--- WHAT THE TASK REQUIRES ---
Print the complete set of entries exactly.

::: INPUT ROWS :::

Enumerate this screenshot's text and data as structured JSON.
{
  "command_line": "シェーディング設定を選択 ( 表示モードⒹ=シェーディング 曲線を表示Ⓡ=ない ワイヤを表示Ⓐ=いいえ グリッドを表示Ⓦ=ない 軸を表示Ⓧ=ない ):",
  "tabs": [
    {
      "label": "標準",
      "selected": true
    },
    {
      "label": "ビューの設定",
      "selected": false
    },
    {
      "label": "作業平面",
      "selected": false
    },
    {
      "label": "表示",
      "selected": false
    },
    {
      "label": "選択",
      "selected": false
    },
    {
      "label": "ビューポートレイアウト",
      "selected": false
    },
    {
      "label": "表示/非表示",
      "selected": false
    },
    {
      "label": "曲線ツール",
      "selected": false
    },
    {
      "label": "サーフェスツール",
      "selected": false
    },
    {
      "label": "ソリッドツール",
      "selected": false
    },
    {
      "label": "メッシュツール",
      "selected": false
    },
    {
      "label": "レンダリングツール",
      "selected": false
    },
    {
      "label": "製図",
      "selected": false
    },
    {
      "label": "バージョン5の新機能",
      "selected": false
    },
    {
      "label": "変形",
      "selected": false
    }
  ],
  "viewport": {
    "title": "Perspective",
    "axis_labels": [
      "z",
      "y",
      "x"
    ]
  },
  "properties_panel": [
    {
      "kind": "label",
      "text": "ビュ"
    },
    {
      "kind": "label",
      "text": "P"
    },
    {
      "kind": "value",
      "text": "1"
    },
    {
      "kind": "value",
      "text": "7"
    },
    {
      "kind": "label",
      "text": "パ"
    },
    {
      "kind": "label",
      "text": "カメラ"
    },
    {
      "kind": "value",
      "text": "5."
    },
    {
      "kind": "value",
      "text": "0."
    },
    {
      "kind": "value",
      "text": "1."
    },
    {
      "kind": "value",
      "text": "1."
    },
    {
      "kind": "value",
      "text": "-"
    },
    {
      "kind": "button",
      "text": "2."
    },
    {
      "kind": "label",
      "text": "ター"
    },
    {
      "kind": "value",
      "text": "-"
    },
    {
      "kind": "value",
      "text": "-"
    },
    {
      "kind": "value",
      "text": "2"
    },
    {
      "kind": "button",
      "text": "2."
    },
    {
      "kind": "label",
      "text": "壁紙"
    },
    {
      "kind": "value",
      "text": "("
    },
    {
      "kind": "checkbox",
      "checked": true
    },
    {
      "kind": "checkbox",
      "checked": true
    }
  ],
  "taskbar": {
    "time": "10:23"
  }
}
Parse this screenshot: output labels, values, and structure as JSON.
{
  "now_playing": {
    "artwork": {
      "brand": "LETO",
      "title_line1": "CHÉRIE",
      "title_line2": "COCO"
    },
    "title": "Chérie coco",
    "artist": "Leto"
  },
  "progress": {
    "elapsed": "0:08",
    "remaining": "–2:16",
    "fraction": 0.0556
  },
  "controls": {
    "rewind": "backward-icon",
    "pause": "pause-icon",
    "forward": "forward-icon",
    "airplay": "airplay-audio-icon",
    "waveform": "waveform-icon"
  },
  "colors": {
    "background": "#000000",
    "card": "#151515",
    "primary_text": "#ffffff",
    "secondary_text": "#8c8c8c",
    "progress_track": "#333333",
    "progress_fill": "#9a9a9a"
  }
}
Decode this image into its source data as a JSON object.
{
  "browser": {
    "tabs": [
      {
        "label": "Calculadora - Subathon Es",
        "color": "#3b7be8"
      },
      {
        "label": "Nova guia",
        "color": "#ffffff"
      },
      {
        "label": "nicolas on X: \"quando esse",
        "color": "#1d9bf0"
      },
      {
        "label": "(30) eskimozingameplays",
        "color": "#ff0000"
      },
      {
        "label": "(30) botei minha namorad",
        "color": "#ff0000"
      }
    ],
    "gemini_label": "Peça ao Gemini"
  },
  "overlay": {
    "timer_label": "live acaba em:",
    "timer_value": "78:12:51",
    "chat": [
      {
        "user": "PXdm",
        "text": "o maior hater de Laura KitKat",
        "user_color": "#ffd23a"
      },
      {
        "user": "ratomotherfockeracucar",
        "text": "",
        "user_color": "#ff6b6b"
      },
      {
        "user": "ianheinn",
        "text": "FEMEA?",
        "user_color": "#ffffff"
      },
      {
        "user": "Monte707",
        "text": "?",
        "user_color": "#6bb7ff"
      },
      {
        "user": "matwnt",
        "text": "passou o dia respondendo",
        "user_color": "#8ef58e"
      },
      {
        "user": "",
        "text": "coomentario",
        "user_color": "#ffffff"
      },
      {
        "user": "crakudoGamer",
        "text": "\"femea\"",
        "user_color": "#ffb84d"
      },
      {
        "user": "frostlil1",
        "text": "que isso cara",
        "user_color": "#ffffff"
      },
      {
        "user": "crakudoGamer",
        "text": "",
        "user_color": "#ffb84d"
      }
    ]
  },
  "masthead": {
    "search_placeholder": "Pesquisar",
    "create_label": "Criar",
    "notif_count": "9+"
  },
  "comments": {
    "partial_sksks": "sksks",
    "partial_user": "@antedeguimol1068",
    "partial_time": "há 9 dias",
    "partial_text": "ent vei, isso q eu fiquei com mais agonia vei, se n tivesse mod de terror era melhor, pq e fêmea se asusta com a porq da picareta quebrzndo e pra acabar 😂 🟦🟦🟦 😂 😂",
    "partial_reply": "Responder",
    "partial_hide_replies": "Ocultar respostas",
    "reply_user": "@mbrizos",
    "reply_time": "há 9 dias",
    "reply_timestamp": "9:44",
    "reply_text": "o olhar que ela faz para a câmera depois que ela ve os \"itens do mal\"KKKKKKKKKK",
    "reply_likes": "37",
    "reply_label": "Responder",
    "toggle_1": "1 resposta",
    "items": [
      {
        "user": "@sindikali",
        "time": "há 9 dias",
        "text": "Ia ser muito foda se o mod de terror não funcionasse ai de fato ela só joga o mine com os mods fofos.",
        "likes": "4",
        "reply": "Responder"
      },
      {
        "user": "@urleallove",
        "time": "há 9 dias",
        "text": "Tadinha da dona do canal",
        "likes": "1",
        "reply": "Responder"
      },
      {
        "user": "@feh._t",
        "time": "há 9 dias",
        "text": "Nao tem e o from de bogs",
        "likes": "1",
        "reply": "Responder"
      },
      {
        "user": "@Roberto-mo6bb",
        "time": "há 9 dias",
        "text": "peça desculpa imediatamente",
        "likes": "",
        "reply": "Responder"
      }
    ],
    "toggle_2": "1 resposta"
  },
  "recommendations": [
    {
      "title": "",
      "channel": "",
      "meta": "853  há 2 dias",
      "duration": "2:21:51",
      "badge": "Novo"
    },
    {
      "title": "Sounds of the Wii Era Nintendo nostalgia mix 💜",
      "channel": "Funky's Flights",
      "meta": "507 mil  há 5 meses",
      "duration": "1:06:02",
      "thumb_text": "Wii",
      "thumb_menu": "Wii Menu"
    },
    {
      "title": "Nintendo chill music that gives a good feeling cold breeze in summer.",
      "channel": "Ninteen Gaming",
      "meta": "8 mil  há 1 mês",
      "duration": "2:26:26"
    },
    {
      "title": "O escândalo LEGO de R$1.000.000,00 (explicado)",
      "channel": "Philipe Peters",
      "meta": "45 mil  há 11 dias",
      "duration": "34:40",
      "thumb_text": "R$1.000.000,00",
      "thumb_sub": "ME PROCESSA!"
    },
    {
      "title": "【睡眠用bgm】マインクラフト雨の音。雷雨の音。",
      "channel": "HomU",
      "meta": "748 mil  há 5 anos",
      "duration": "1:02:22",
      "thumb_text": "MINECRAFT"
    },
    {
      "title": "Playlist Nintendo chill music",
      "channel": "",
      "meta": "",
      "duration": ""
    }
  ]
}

:::

--- EXERCISE SOLUTION ---
Enumerate this screenshot's text and data as structured JSON.
{
  "command_line": "シェーディング設定を選択 ( 表示モードⒹ=シェーディング 曲線を表示Ⓡ=ない ワイヤを表示Ⓐ=いいえ グリッドを表示Ⓦ=ない 軸を表示Ⓧ=ない ):",
  "tabs": [
    {
      "label": "標準",
      "selected": true
    },
    {
      "label": "ビューの設定",
      "selected": false
    },
    {
      "label": "作業平面",
      "selected": false
    },
    {
      "label": "表示",
      "selected": false
    },
    {
      "label": "選択",
      "selected": false
    },
    {
      "label": "ビューポートレイアウト",
      "selected": false
    },
    {
      "label": "表示/非表示",
      "selected": false
    },
    {
      "label": "曲線ツール",
      "selected": false
    },
    {
      "label": "サーフェスツール",
      "selected": false
    },
    {
      "label": "ソリッドツール",
      "selected": false
    },
    {
      "label": "メッシュツール",
      "selected": false
    },
    {
      "label": "レンダリングツール",
      "selected": false
    },
    {
      "label": "製図",
      "selected": false
    },
    {
      "label": "バージョン5の新機能",
      "selected": false
    },
    {
      "label": "変形",
      "selected": false
    }
  ],
  "viewport": {
    "title": "Perspective",
    "axis_labels": [
      "z",
      "y",
      "x"
    ]
  },
  "properties_panel": [
    {
      "kind": "label",
      "text": "ビュ"
    },
    {
      "kind": "label",
      "text": "P"
    },
    {
      "kind": "value",
      "text": "1"
    },
    {
      "kind": "value",
      "text": "7"
    },
    {
      "kind": "label",
      "text": "パ"
    },
    {
      "kind": "label",
      "text": "カメラ"
    },
    {
      "kind": "value",
      "text": "5."
    },
    {
      "kind": "value",
      "text": "0."
    },
    {
      "kind": "value",
      "text": "1."
    },
    {
      "kind": "value",
      "text": "1."
    },
    {
      "kind": "value",
      "text": "-"
    },
    {
      "kind": "button",
      "text": "2."
    },
    {
      "kind": "label",
      "text": "ター"
    },
    {
      "kind": "value",
      "text": "-"
    },
    {
      "kind": "value",
      "text": "-"
    },
    {
      "kind": "value",
      "text": "2"
    },
    {
      "kind": "button",
      "text": "2."
    },
    {
      "kind": "label",
      "text": "壁紙"
    },
    {
      "kind": "value",
      "text": "("
    },
    {
      "kind": "checkbox",
      "checked": true
    },
    {
      "kind": "checkbox",
      "checked": true
    }
  ],
  "taskbar": {
    "time": "10:23"
  }
}
Parse this screenshot: output labels, values, and structure as JSON.
{
  "now_playing": {
    "artwork": {
      "brand": "LETO",
      "title_line1": "CHÉRIE",
      "title_line2": "COCO"
    },
    "title": "Chérie coco",
    "artist": "Leto"
  },
  "progress": {
    "elapsed": "0:08",
    "remaining": "–2:16",
    "fraction": 0.0556
  },
  "controls": {
    "rewind": "backward-icon",
    "pause": "pause-icon",
    "forward": "forward-icon",
    "airplay": "airplay-audio-icon",
    "waveform": "waveform-icon"
  },
  "colors": {
    "background": "#000000",
    "card": "#151515",
    "primary_text": "#ffffff",
    "secondary_text": "#8c8c8c",
    "progress_track": "#333333",
    "progress_fill": "#9a9a9a"
  }
}
Decode this image into its source data as a JSON object.
{
  "browser": {
    "tabs": [
      {
        "label": "Calculadora - Subathon Es",
        "color": "#3b7be8"
      },
      {
        "label": "Nova guia",
        "color": "#ffffff"
      },
      {
        "label": "nicolas on X: \"quando esse",
        "color": "#1d9bf0"
      },
      {
        "label": "(30) eskimozingameplays",
        "color": "#ff0000"
      },
      {
        "label": "(30) botei minha namorad",
        "color": "#ff0000"
      }
    ],
    "gemini_label": "Peça ao Gemini"
  },
  "overlay": {
    "timer_label": "live acaba em:",
    "timer_value": "78:12:51",
    "chat": [
      {
        "user": "PXdm",
        "text": "o maior hater de Laura KitKat",
        "user_color": "#ffd23a"
      },
      {
        "user": "ratomotherfockeracucar",
        "text": "",
        "user_color": "#ff6b6b"
      },
      {
        "user": "ianheinn",
        "text": "FEMEA?",
        "user_color": "#ffffff"
      },
      {
        "user": "Monte707",
        "text": "?",
        "user_color": "#6bb7ff"
      },
      {
        "user": "matwnt",
        "text": "passou o dia respondendo",
        "user_color": "#8ef58e"
      },
      {
        "user": "",
        "text": "coomentario",
        "user_color": "#ffffff"
      },
      {
        "user": "crakudoGamer",
        "text": "\"femea\"",
        "user_color": "#ffb84d"
      },
      {
        "user": "frostlil1",
        "text": "que isso cara",
        "user_color": "#ffffff"
      },
      {
        "user": "crakudoGamer",
        "text": "",
        "user_color": "#ffb84d"
      }
    ]
  },
  "masthead": {
    "search_placeholder": "Pesquisar",
    "create_label": "Criar",
    "notif_count": "9+"
  },
  "comments": {
    "partial_sksks": "sksks",
    "partial_user": "@antedeguimol1068",
    "partial_time": "há 9 dias",
    "partial_text": "ent vei, isso q eu fiquei com mais agonia vei, se n tivesse mod de terror era melhor, pq e fêmea se asusta com a porq da picareta quebrzndo e pra acabar 😂 🟦🟦🟦 😂 😂",
    "partial_reply": "Responder",
    "partial_hide_replies": "Ocultar respostas",
    "reply_user": "@mbrizos",
    "reply_time": "há 9 dias",
    "reply_timestamp": "9:44",
    "reply_text": "o olhar que ela faz para a câmera depois que ela ve os \"itens do mal\"KKKKKKKKKK",
    "reply_likes": "37",
    "reply_label": "Responder",
    "toggle_1": "1 resposta",
    "items": [
      {
        "user": "@sindikali",
        "time": "há 9 dias",
        "text": "Ia ser muito foda se o mod de terror não funcionasse ai de fato ela só joga o mine com os mods fofos.",
        "likes": "4",
        "reply": "Responder"
      },
      {
        "user": "@urleallove",
        "time": "há 9 dias",
        "text": "Tadinha da dona do canal",
        "likes": "1",
        "reply": "Responder"
      },
      {
        "user": "@feh._t",
        "time": "há 9 dias",
        "text": "Nao tem e o from de bogs",
        "likes": "1",
        "reply": "Responder"
      },
      {
        "user": "@Roberto-mo6bb",
        "time": "há 9 dias",
        "text": "peça desculpa imediatamente",
        "likes": "",
        "reply": "Responder"
      }
    ],
    "toggle_2": "1 resposta"
  },
  "recommendations": [
    {
      "title": "",
      "channel": "",
      "meta": "853  há 2 dias",
      "duration": "2:21:51",
      "badge": "Novo"
    },
    {
      "title": "Sounds of the Wii Era Nintendo nostalgia mix 💜",
      "channel": "Funky's Flights",
      "meta": "507 mil  há 5 meses",
      "duration": "1:06:02",
      "thumb_text": "Wii",
      "thumb_menu": "Wii Menu"
    },
    {
      "title": "Nintendo chill music that gives a good feeling cold breeze in summer.",
      "channel": "Ninteen Gaming",
      "meta": "8 mil  há 1 mês",
      "duration": "2:26:26"
    },
    {
      "title": "O escândalo LEGO de R$1.000.000,00 (explicado)",
      "channel": "Philipe Peters",
      "meta": "45 mil  há 11 dias",
      "duration": "34:40",
      "thumb_text": "R$1.000.000,00",
      "thumb_sub": "ME PROCESSA!"
    },
    {
      "title": "【睡眠用bgm】マインクラフト雨の音。雷雨の音。",
      "channel": "HomU",
      "meta": "748 mil  há 5 anos",
      "duration": "1:02:22",
      "thumb_text": "MINECRAFT"
    },
    {
      "title": "Playlist Nintendo chill music",
      "channel": "",
      "meta": "",
      "duration": ""
    }
  ]
}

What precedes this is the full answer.